(Saved entries)
● ● ● ● ●

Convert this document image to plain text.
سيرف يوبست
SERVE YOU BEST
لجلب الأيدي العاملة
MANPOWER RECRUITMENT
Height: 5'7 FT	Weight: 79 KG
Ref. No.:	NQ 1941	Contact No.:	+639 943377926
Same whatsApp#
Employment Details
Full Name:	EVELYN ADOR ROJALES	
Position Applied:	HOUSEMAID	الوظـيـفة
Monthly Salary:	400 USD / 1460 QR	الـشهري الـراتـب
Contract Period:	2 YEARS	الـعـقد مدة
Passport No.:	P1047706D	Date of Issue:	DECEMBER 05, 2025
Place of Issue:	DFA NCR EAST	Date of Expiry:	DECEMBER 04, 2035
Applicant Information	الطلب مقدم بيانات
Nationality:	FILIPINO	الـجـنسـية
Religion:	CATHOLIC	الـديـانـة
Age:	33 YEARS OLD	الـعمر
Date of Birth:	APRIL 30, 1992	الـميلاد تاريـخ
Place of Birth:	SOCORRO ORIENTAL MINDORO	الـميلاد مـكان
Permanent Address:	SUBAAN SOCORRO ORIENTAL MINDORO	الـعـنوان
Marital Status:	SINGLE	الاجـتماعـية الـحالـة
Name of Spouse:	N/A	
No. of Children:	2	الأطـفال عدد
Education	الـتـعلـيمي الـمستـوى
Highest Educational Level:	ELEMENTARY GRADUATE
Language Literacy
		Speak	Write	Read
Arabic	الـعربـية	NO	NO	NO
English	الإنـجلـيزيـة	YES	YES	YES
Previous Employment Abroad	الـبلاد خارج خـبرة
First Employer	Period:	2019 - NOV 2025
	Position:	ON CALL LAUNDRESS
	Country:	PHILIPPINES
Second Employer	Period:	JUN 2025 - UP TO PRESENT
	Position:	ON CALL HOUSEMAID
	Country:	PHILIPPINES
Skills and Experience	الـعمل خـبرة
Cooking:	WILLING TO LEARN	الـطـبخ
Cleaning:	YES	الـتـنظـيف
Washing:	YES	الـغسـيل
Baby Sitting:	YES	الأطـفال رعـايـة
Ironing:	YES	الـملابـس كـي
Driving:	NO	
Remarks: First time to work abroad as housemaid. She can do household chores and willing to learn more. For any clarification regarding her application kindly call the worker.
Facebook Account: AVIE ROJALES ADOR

● ● ● ● ●

→ **EXERCISE INSTRUCTIONS**
Repeat the material in full, exactly as it stands.

→ **ANSWER TO THE EXERCISE**
Convert this document image to plain text.
سيرف يوبست
SERVE YOU BEST
لجلب الأيدي العاملة
MANPOWER RECRUITMENT
Height: 5'7 FT	Weight: 79 KG
Ref. No.:	NQ 1941	Contact No.:	+639 943377926
Same whatsApp#
Employment Details
Full Name:	EVELYN ADOR ROJALES	
Position Applied:	HOUSEMAID	الوظـيـفة
Monthly Salary:	400 USD / 1460 QR	الـشهري الـراتـب
Contract Period:	2 YEARS	الـعـقد مدة
Passport No.:	P1047706D	Date of Issue:	DECEMBER 05, 2025
Place of Issue:	DFA NCR EAST	Date of Expiry:	DECEMBER 04, 2035
Applicant Information	الطلب مقدم بيانات
Nationality:	FILIPINO	الـجـنسـية
Religion:	CATHOLIC	الـديـانـة
Age:	33 YEARS OLD	الـعمر
Date of Birth:	APRIL 30, 1992	الـميلاد تاريـخ
Place of Birth:	SOCORRO ORIENTAL MINDORO	الـميلاد مـكان
Permanent Address:	SUBAAN SOCORRO ORIENTAL MINDORO	الـعـنوان
Marital Status:	SINGLE	الاجـتماعـية الـحالـة
Name of Spouse:	N/A	
No. of Children:	2	الأطـفال عدد
Education	الـتـعلـيمي الـمستـوى
Highest Educational Level:	ELEMENTARY GRADUATE
Language Literacy
		Speak	Write	Read
Arabic	الـعربـية	NO	NO	NO
English	الإنـجلـيزيـة	YES	YES	YES
Previous Employment Abroad	الـبلاد خارج خـبرة
First Employer	Period:	2019 - NOV 2025
	Position:	ON CALL LAUNDRESS
	Country:	PHILIPPINES
Second Employer	Period:	JUN 2025 - UP TO PRESENT
	Position:	ON CALL HOUSEMAID
	Country:	PHILIPPINES
Skills and Experience	الـعمل خـبرة
Cooking:	WILLING TO LEARN	الـطـبخ
Cleaning:	YES	الـتـنظـيف
Washing:	YES	الـغسـيل
Baby Sitting:	YES	الأطـفال رعـايـة
Ironing:	YES	الـملابـس كـي
Driving:	NO	
Remarks: First time to work abroad as housemaid. She can do household chores and willing to learn more. For any clarification regarding her application kindly call the worker.
Facebook Account: AVIE ROJALES ADOR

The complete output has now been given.